(Structured figure records)

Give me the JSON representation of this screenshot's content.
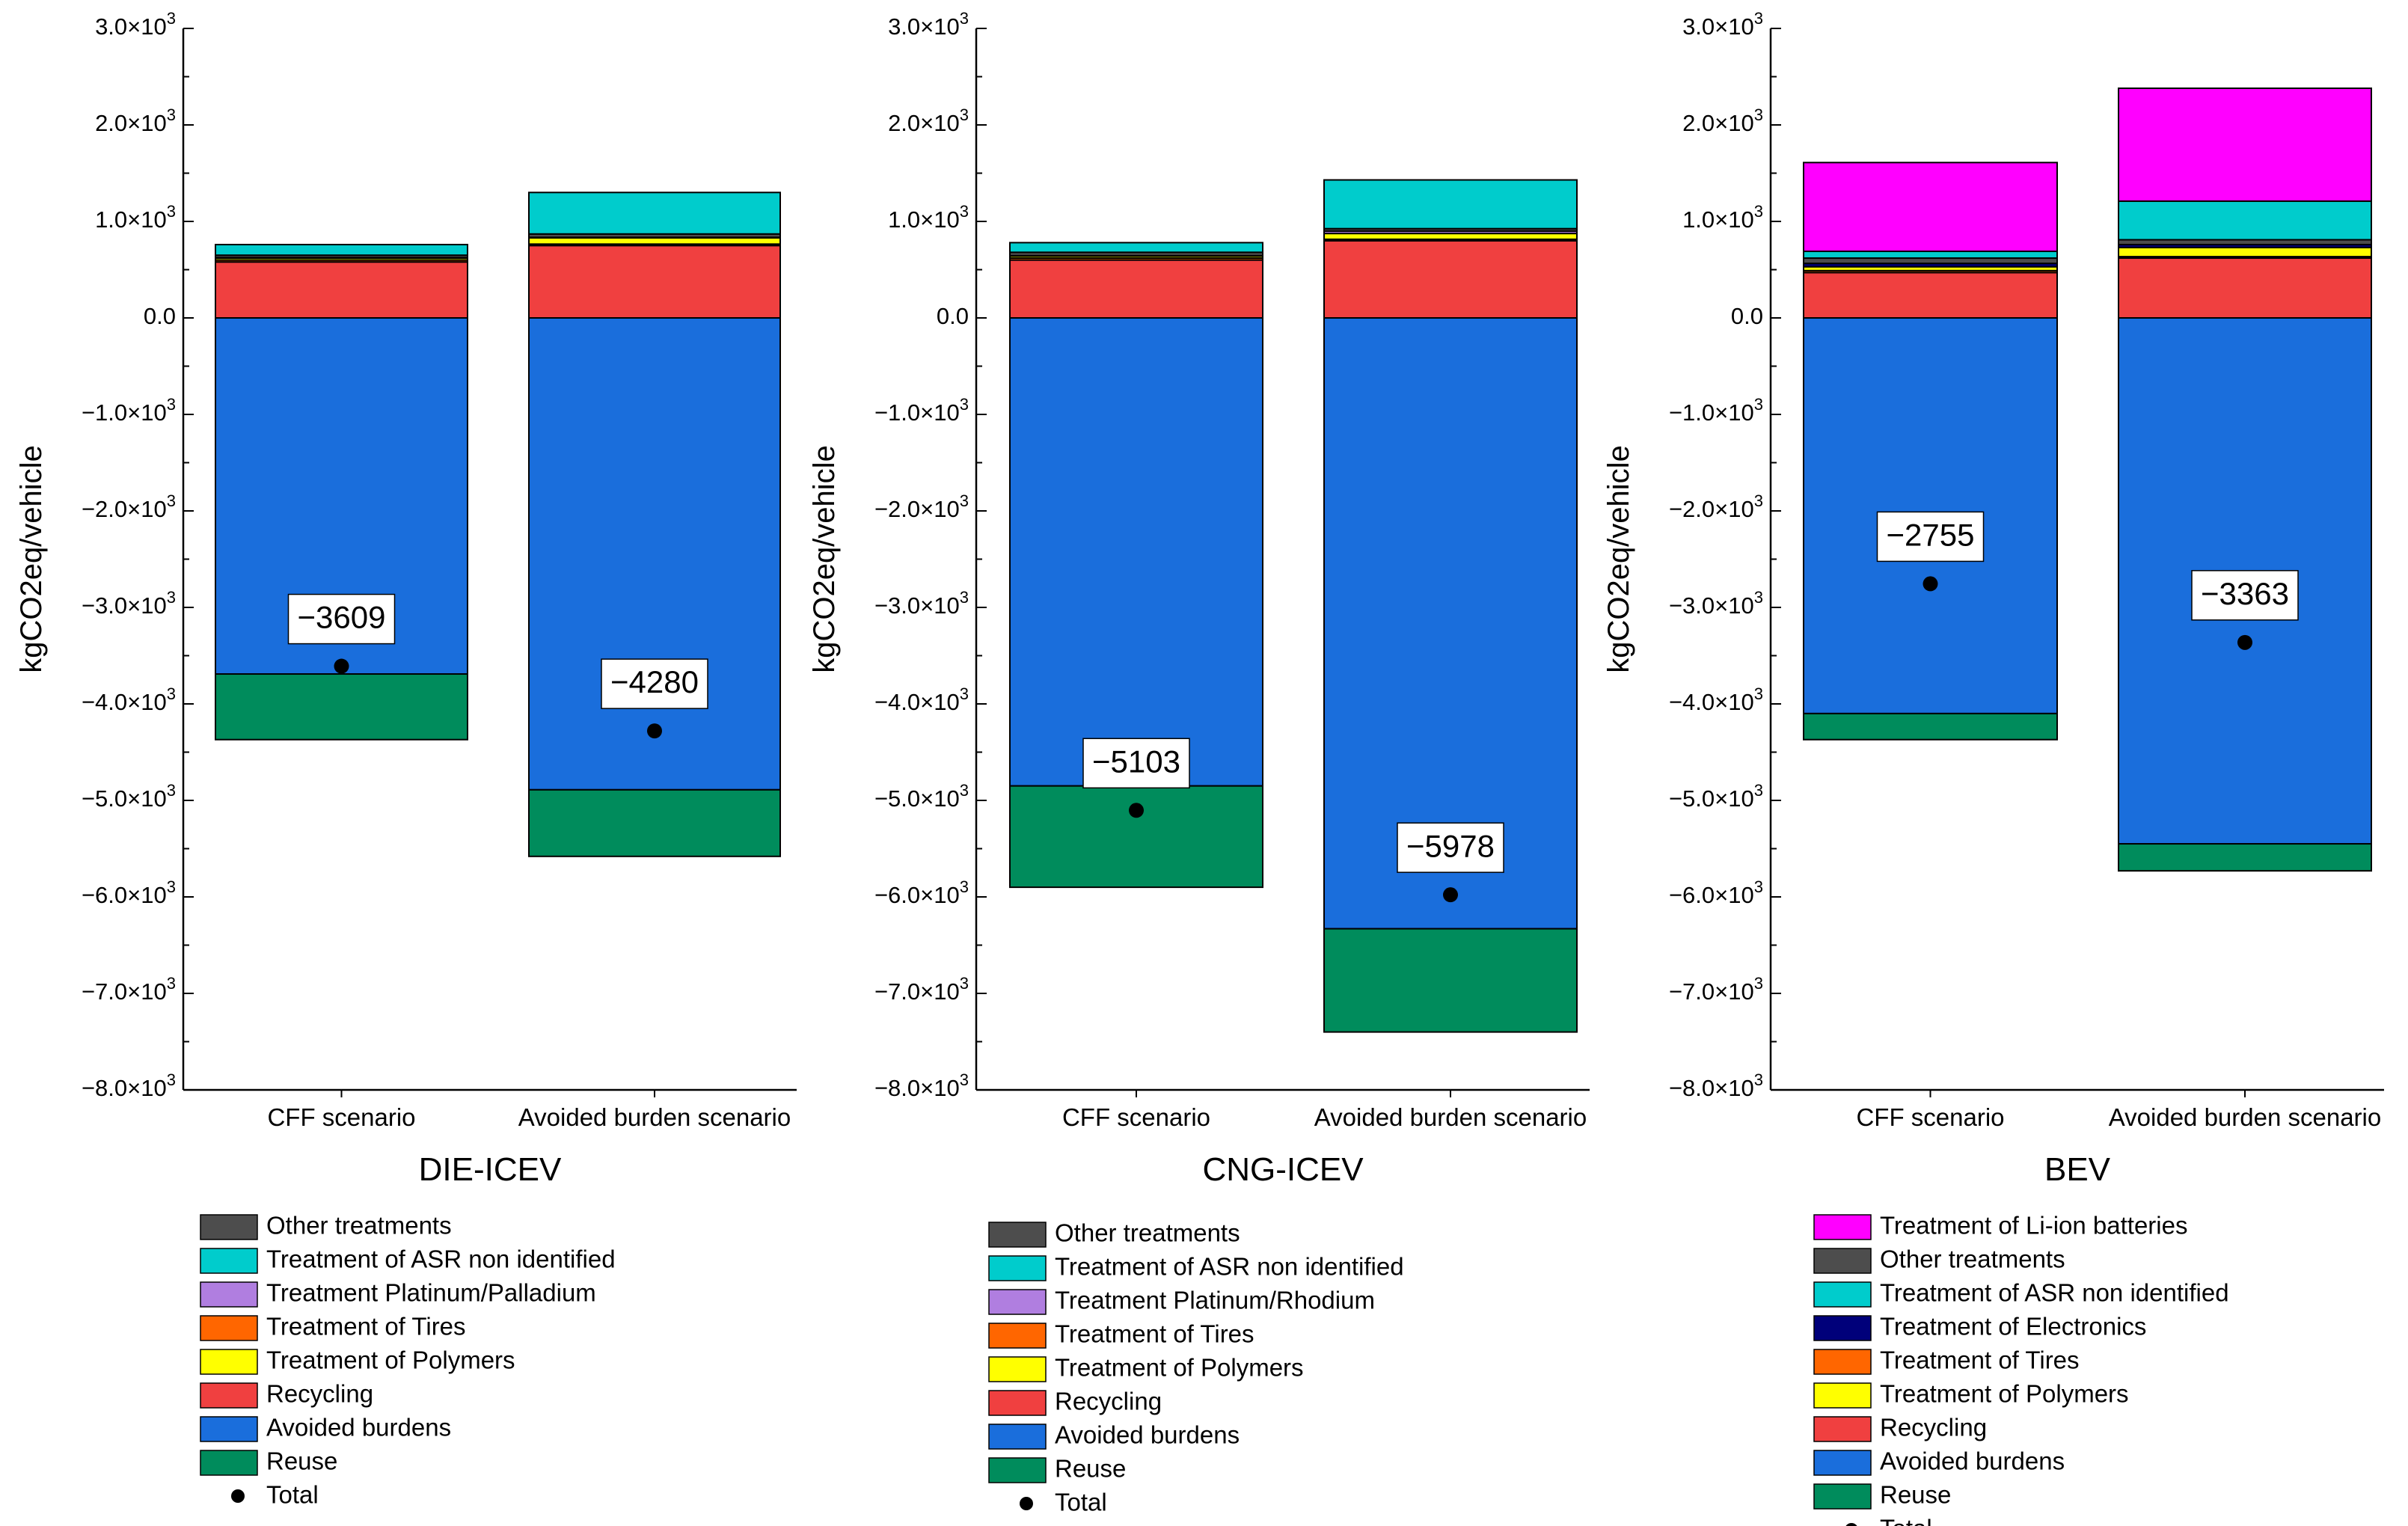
{
  "colors": {
    "Other treatments": "#4d4d4d",
    "Treatment of ASR non identified": "#00cccc",
    "Treatment Platinum/Palladium": "#b07ee0",
    "Treatment Platinum/Rhodium": "#b07ee0",
    "Treatment of Tires": "#ff6600",
    "Treatment of Polymers": "#ffff00",
    "Recycling": "#f04040",
    "Avoided burdens": "#1a6edc",
    "Reuse": "#008c5c",
    "Treatment of Li-ion batteries": "#ff00ff",
    "Treatment of Electronics": "#00007a"
  },
  "chart_data": [
    {
      "type": "bar",
      "stacked": true,
      "title": "DIE-ICEV",
      "ylabel": "kgCO2eq/vehicle",
      "ylim": [
        -8000,
        3000
      ],
      "yticks": [
        "3.0×10³",
        "2.0×10³",
        "1.0×10³",
        "0.0",
        "−1.0×10³",
        "−2.0×10³",
        "−3.0×10³",
        "−4.0×10³",
        "−5.0×10³",
        "−6.0×10³",
        "−7.0×10³",
        "−8.0×10³"
      ],
      "categories": [
        "CFF scenario",
        "Avoided burden scenario"
      ],
      "positive_series": [
        {
          "name": "Recycling",
          "values": [
            580,
            750
          ]
        },
        {
          "name": "Treatment of Tires",
          "values": [
            20,
            15
          ]
        },
        {
          "name": "Treatment of Polymers",
          "values": [
            20,
            65
          ]
        },
        {
          "name": "Treatment Platinum/Palladium",
          "values": [
            5,
            5
          ]
        },
        {
          "name": "Other treatments",
          "values": [
            25,
            35
          ]
        },
        {
          "name": "Treatment of ASR non identified",
          "values": [
            110,
            430
          ]
        }
      ],
      "negative_series": [
        {
          "name": "Avoided burdens",
          "values": [
            -3690,
            -4890
          ]
        },
        {
          "name": "Reuse",
          "values": [
            -680,
            -690
          ]
        }
      ],
      "totals": [
        -3609,
        -4280
      ],
      "total_labels": [
        "−3609",
        "−4280"
      ],
      "legend": [
        "Other treatments",
        "Treatment of ASR non identified",
        "Treatment Platinum/Palladium",
        "Treatment of Tires",
        "Treatment of Polymers",
        "Recycling",
        "Avoided burdens",
        "Reuse",
        "Total"
      ]
    },
    {
      "type": "bar",
      "stacked": true,
      "title": "CNG-ICEV",
      "ylabel": "kgCO2eq/vehicle",
      "ylim": [
        -8000,
        3000
      ],
      "yticks": [
        "3.0×10³",
        "2.0×10³",
        "1.0×10³",
        "0.0",
        "−1.0×10³",
        "−2.0×10³",
        "−3.0×10³",
        "−4.0×10³",
        "−5.0×10³",
        "−6.0×10³",
        "−7.0×10³",
        "−8.0×10³"
      ],
      "categories": [
        "CFF scenario",
        "Avoided burden scenario"
      ],
      "positive_series": [
        {
          "name": "Recycling",
          "values": [
            600,
            800
          ]
        },
        {
          "name": "Treatment of Tires",
          "values": [
            20,
            15
          ]
        },
        {
          "name": "Treatment of Polymers",
          "values": [
            20,
            60
          ]
        },
        {
          "name": "Treatment Platinum/Rhodium",
          "values": [
            5,
            25
          ]
        },
        {
          "name": "Other treatments",
          "values": [
            35,
            25
          ]
        },
        {
          "name": "Treatment of ASR non identified",
          "values": [
            100,
            505
          ]
        }
      ],
      "negative_series": [
        {
          "name": "Avoided burdens",
          "values": [
            -4850,
            -6330
          ]
        },
        {
          "name": "Reuse",
          "values": [
            -1050,
            -1070
          ]
        }
      ],
      "totals": [
        -5103,
        -5978
      ],
      "total_labels": [
        "−5103",
        "−5978"
      ],
      "legend": [
        "Other treatments",
        "Treatment of ASR non identified",
        "Treatment Platinum/Rhodium",
        "Treatment of Tires",
        "Treatment of Polymers",
        "Recycling",
        "Avoided burdens",
        "Reuse",
        "Total"
      ]
    },
    {
      "type": "bar",
      "stacked": true,
      "title": "BEV",
      "ylabel": "kgCO2eq/vehicle",
      "ylim": [
        -8000,
        3000
      ],
      "yticks": [
        "3.0×10³",
        "2.0×10³",
        "1.0×10³",
        "0.0",
        "−1.0×10³",
        "−2.0×10³",
        "−3.0×10³",
        "−4.0×10³",
        "−5.0×10³",
        "−6.0×10³",
        "−7.0×10³",
        "−8.0×10³"
      ],
      "categories": [
        "CFF scenario",
        "Avoided burden scenario"
      ],
      "positive_series": [
        {
          "name": "Recycling",
          "values": [
            470,
            620
          ]
        },
        {
          "name": "Treatment of Tires",
          "values": [
            20,
            15
          ]
        },
        {
          "name": "Treatment of Polymers",
          "values": [
            40,
            95
          ]
        },
        {
          "name": "Treatment of Electronics",
          "values": [
            35,
            30
          ]
        },
        {
          "name": "Other treatments",
          "values": [
            55,
            50
          ]
        },
        {
          "name": "Treatment of ASR non identified",
          "values": [
            70,
            400
          ]
        },
        {
          "name": "Treatment of Li-ion batteries",
          "values": [
            920,
            1170
          ]
        }
      ],
      "negative_series": [
        {
          "name": "Avoided burdens",
          "values": [
            -4100,
            -5450
          ]
        },
        {
          "name": "Reuse",
          "values": [
            -270,
            -280
          ]
        }
      ],
      "totals": [
        -2755,
        -3363
      ],
      "total_labels": [
        "−2755",
        "−3363"
      ],
      "legend": [
        "Treatment of Li-ion batteries",
        "Other treatments",
        "Treatment of ASR non identified",
        "Treatment of Electronics",
        "Treatment of Tires",
        "Treatment of Polymers",
        "Recycling",
        "Avoided burdens",
        "Reuse",
        "Total"
      ]
    }
  ]
}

(Task objective): Gather each line of the listing that holds the string "Palladium".

(Solution):
    "Treatment Platinum/Palladium": "#b07ee0",
          "name": "Treatment Platinum/Palladium",
        "Treatment Platinum/Palladium",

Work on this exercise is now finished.